Every entry below must be repeated exactly; skip the pictures.

**RECORDS SUPPLIED:**
══════════
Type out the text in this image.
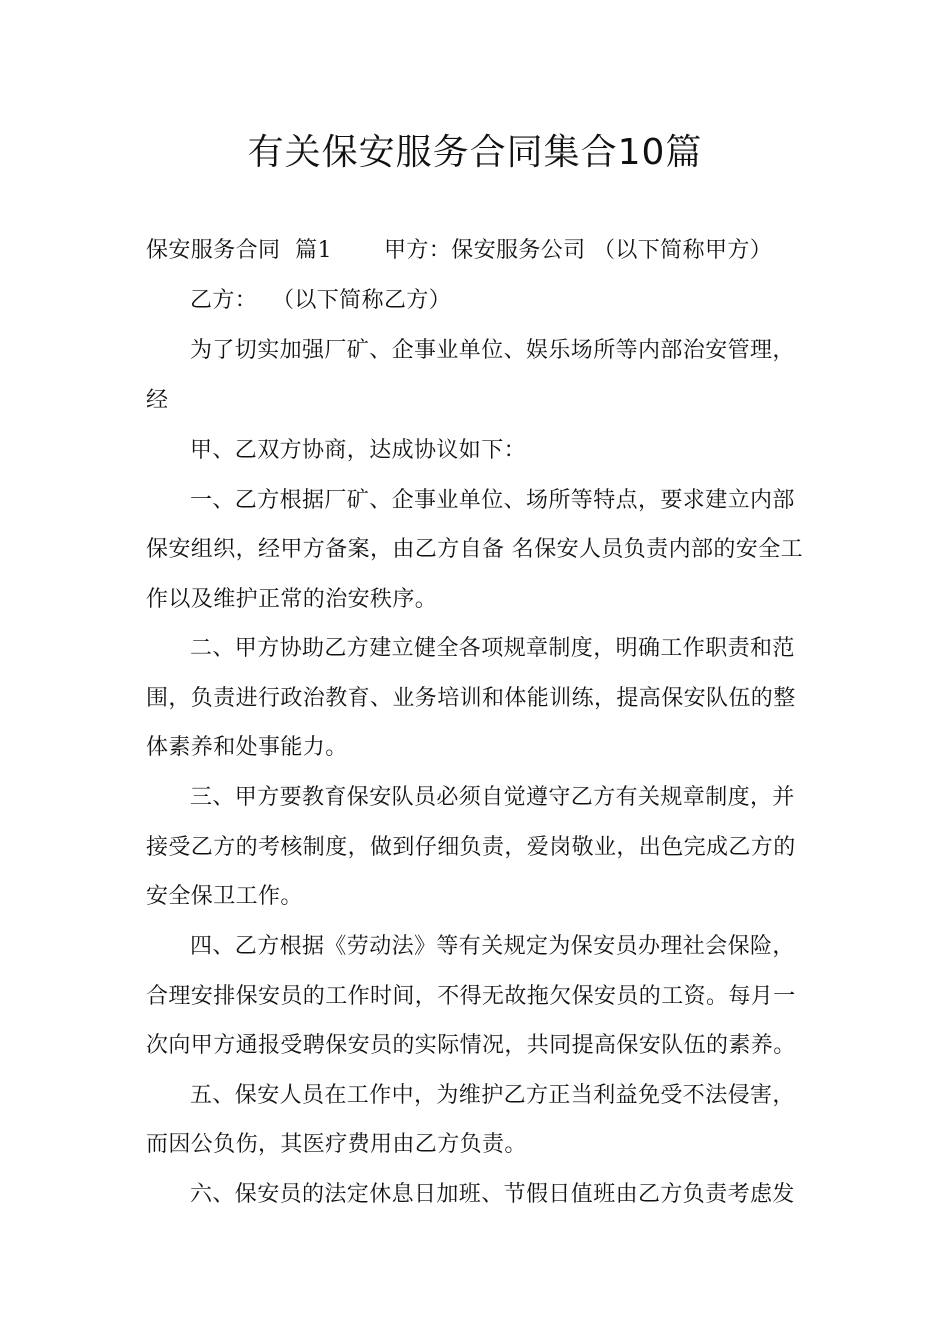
有关保安服务合同集合10篇
保安服务合同  篇1 甲方：保安服务公司 （以下简称甲方）
乙方：  （以下简称乙方）
为了切实加强厂矿、企事业单位、娱乐场所等内部治安管理，
经
甲、乙双方协商，达成协议如下：
一、乙方根据厂矿、企事业单位、场所等特点，要求建立内部
保安组织，经甲方备案，由乙方自备 名保安人员负责内部的安全工
作以及维护正常的治安秩序。
二、甲方协助乙方建立健全各项规章制度，明确工作职责和范
围，负责进行政治教育、业务培训和体能训练，提高保安队伍的整
体素养和处事能力。
三、甲方要教育保安队员必须自觉遵守乙方有关规章制度，并
接受乙方的考核制度，做到仔细负责，爱岗敬业，出色完成乙方的
安全保卫工作。
四、乙方根据《劳动法》等有关规定为保安员办理社会保险，
合理安排保安员的工作时间，不得无故拖欠保安员的工资。每月一
次向甲方通报受聘保安员的实际情况，共同提高保安队伍的素养。
五、保安人员在工作中，为维护乙方正当利益免受不法侵害，
而因公负伤，其医疗费用由乙方负责。
六、保安员的法定休息日加班、节假日值班由乙方负责考虑发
══════════
**RESULT:**
Type out the text in this image.
有关保安服务合同集合10篇
保安服务合同  篇1 甲方：保安服务公司 （以下简称甲方）
乙方：  （以下简称乙方）
为了切实加强厂矿、企事业单位、娱乐场所等内部治安管理，
经
甲、乙双方协商，达成协议如下：
一、乙方根据厂矿、企事业单位、场所等特点，要求建立内部
保安组织，经甲方备案，由乙方自备 名保安人员负责内部的安全工
作以及维护正常的治安秩序。
二、甲方协助乙方建立健全各项规章制度，明确工作职责和范
围，负责进行政治教育、业务培训和体能训练，提高保安队伍的整
体素养和处事能力。
三、甲方要教育保安队员必须自觉遵守乙方有关规章制度，并
接受乙方的考核制度，做到仔细负责，爱岗敬业，出色完成乙方的
安全保卫工作。
四、乙方根据《劳动法》等有关规定为保安员办理社会保险，
合理安排保安员的工作时间，不得无故拖欠保安员的工资。每月一
次向甲方通报受聘保安员的实际情况，共同提高保安队伍的素养。
五、保安人员在工作中，为维护乙方正当利益免受不法侵害，
而因公负伤，其医疗费用由乙方负责。
六、保安员的法定休息日加班、节假日值班由乙方负责考虑发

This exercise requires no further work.